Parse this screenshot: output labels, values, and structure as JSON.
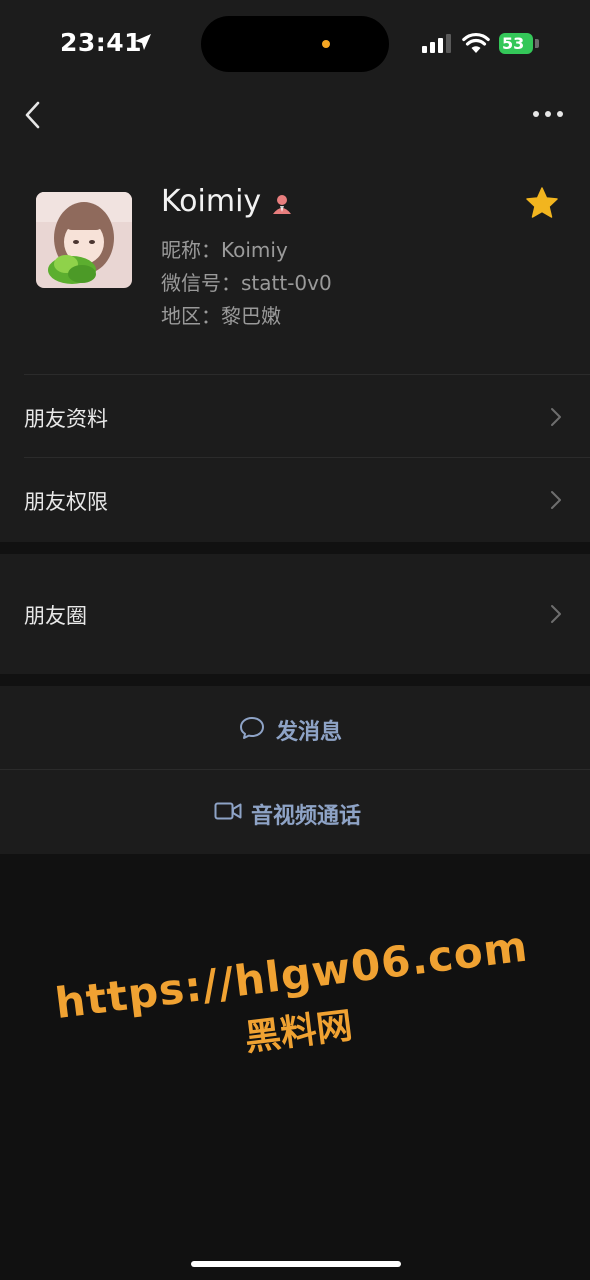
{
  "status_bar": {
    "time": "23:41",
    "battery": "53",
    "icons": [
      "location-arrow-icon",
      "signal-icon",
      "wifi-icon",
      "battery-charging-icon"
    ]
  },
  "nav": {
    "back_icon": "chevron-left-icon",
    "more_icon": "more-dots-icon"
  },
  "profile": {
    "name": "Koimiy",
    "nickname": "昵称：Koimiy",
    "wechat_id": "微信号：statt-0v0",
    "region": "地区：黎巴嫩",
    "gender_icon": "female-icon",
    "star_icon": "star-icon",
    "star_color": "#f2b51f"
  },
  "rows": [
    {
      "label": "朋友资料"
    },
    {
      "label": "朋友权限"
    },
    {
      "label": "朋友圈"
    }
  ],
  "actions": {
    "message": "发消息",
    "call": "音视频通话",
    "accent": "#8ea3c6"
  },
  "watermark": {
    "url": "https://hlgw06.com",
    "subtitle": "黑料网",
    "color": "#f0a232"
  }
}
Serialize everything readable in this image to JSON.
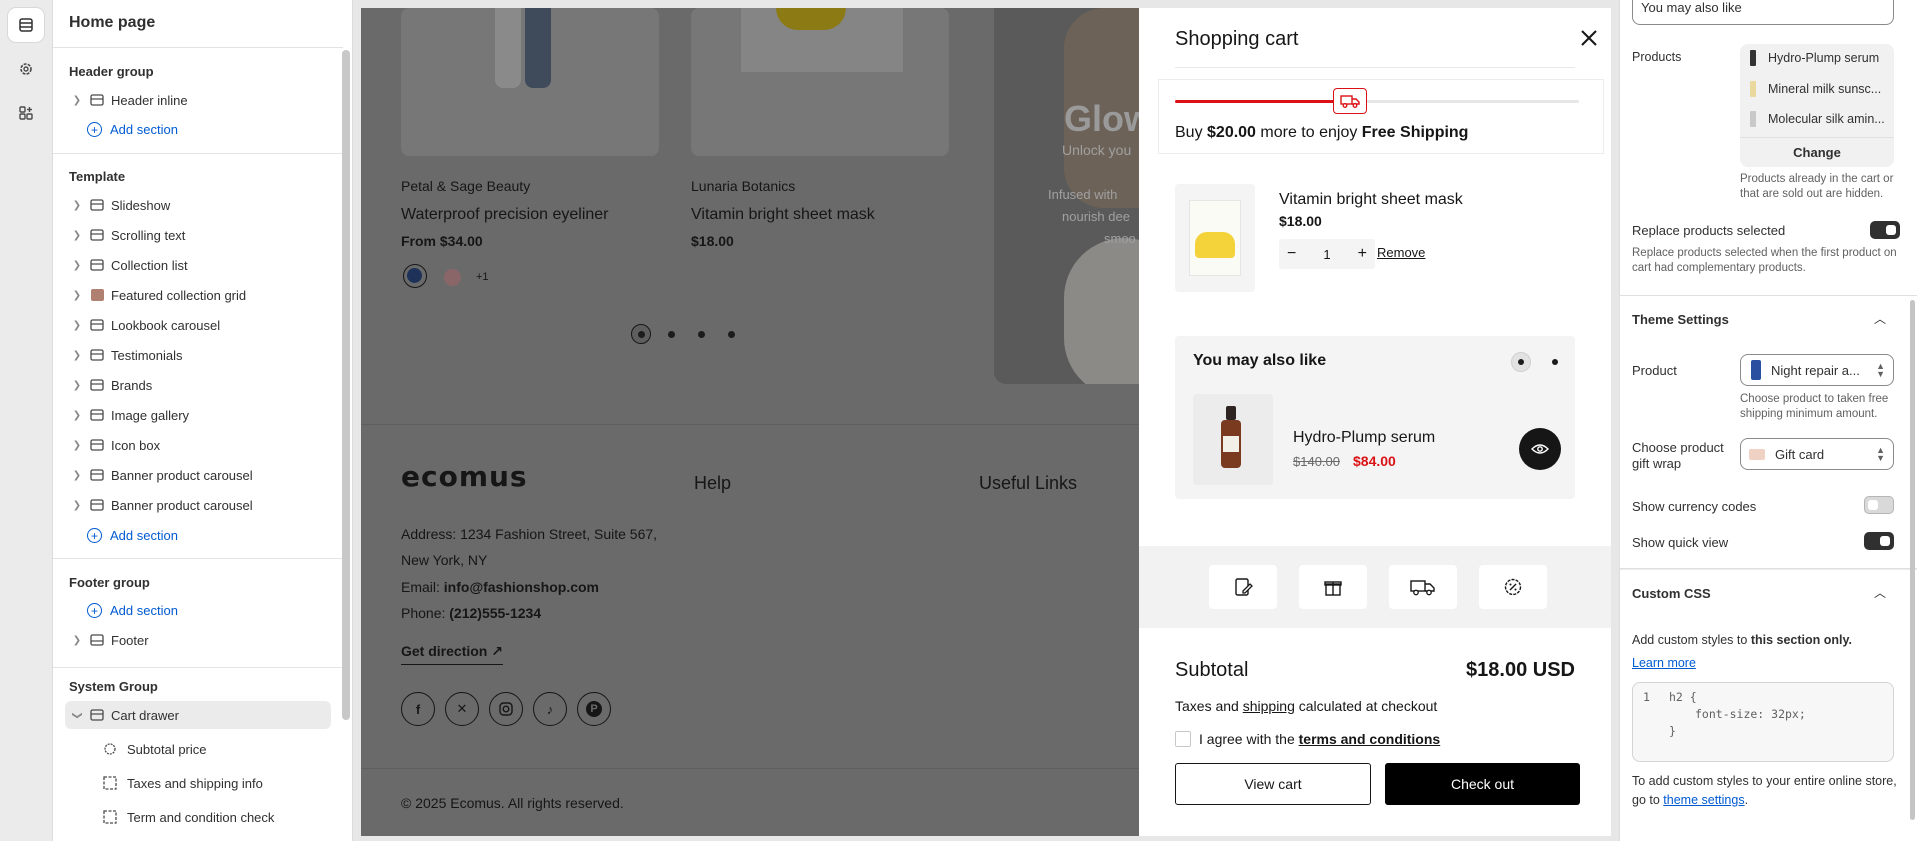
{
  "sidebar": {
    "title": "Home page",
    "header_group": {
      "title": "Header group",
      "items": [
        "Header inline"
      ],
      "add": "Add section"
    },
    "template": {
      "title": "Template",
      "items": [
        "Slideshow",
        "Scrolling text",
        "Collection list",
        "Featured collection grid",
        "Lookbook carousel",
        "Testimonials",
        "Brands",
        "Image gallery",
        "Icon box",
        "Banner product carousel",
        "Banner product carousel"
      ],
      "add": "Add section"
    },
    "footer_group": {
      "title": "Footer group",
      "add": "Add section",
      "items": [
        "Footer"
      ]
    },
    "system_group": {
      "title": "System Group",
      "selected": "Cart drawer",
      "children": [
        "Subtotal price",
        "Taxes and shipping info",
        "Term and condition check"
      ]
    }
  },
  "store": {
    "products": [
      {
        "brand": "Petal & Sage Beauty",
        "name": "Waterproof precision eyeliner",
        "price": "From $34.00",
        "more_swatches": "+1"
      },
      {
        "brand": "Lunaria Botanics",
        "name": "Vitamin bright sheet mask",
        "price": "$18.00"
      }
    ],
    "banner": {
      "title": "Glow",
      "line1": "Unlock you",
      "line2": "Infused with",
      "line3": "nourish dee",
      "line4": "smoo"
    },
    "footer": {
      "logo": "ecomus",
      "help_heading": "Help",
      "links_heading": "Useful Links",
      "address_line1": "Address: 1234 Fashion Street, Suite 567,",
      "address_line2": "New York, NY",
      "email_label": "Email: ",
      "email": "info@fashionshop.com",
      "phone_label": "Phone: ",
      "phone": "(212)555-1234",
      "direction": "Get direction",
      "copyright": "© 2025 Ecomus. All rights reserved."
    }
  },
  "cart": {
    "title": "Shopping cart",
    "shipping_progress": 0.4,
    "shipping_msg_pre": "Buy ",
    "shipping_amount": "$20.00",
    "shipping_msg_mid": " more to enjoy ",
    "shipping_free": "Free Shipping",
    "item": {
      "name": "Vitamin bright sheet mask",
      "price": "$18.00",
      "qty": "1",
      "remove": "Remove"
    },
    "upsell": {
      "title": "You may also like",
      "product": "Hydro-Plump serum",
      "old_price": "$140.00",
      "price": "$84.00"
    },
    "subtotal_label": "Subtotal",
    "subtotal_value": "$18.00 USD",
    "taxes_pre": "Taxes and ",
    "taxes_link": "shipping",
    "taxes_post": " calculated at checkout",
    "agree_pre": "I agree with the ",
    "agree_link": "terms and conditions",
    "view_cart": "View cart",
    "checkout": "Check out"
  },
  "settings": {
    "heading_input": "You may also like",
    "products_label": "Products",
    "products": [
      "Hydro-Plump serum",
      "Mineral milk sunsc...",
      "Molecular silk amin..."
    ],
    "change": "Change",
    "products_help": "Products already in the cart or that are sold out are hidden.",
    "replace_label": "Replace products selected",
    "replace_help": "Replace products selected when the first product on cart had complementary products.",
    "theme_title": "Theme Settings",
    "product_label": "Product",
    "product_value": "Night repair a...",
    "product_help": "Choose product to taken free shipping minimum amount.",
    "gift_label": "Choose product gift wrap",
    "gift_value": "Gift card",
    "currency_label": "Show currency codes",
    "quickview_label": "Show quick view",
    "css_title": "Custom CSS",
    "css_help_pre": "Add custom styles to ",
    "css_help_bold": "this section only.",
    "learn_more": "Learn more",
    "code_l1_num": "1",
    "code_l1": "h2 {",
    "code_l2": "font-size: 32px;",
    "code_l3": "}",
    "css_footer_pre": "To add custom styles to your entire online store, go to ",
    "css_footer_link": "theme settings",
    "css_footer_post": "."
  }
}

* * *

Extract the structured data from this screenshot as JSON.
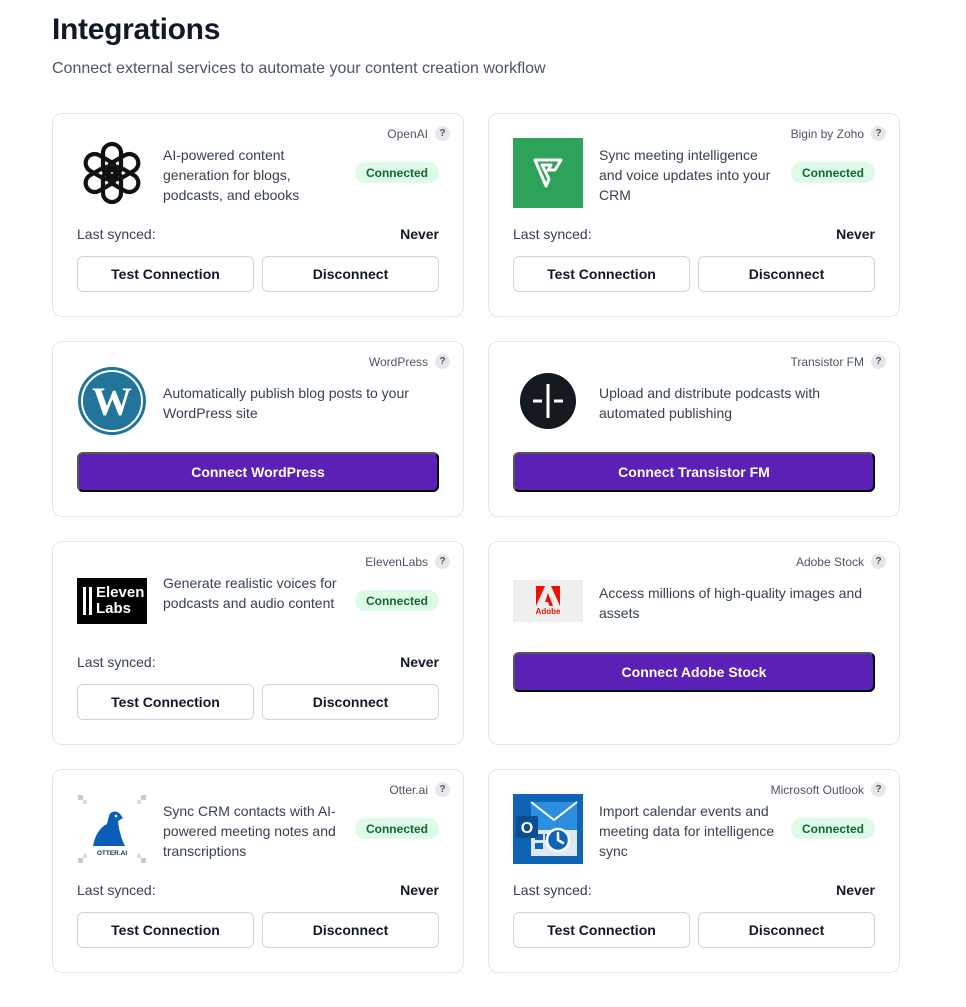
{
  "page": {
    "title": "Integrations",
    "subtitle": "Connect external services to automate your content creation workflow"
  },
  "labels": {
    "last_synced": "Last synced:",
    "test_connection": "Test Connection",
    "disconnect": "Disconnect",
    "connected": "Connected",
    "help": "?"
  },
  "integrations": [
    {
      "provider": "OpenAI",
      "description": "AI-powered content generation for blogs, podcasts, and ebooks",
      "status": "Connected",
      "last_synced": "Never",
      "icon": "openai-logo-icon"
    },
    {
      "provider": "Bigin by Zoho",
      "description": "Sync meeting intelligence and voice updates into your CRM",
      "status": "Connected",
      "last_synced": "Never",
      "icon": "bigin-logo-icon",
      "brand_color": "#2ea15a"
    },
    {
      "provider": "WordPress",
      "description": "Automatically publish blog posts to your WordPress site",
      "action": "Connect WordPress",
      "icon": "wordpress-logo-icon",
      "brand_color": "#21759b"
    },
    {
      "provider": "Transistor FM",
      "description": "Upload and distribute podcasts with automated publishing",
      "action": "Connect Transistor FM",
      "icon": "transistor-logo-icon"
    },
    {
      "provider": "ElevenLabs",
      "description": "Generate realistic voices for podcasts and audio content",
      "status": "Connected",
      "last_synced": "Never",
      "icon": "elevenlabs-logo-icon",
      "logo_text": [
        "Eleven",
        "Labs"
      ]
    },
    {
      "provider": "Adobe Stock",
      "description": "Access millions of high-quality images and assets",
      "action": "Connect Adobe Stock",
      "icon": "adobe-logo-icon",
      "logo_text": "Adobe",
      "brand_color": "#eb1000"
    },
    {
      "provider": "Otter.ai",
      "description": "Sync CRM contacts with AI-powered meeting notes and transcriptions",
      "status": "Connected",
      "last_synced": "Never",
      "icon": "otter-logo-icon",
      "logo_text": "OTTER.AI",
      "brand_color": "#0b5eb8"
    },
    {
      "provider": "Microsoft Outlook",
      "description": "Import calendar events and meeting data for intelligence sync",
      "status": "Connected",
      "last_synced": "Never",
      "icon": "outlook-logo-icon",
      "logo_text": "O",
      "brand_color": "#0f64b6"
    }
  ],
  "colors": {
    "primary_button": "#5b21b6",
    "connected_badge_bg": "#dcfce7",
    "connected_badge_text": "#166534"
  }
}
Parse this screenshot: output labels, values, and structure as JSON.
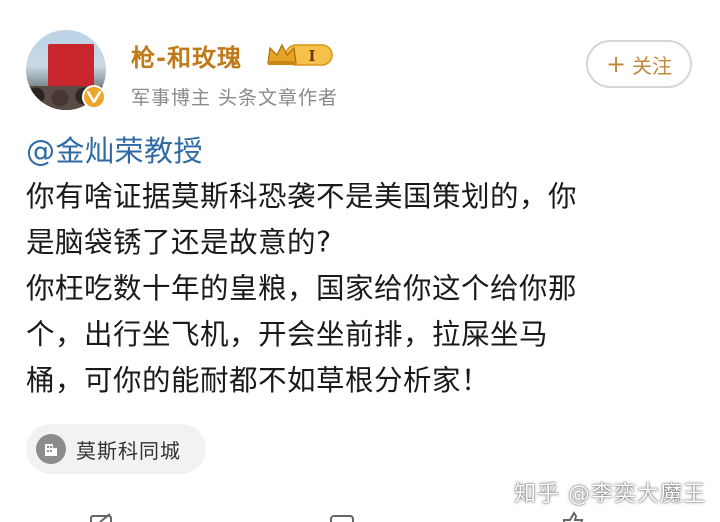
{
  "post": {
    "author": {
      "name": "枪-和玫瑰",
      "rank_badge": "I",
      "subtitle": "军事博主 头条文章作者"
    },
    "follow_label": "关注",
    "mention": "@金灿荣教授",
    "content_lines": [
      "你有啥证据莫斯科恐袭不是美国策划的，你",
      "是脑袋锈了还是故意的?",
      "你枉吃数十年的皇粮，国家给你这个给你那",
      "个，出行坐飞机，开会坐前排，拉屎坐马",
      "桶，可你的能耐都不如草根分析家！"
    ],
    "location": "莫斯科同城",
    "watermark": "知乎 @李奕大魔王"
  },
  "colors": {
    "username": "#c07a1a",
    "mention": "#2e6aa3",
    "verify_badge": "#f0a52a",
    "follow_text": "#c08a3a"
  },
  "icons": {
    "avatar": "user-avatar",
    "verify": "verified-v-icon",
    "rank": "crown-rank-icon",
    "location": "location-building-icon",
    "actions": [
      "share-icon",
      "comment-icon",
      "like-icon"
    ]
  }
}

- [What you will do]: Say how many lines of the data include the word "styles". Nothing other than the number should be given.

- [Response to this exercise]: 2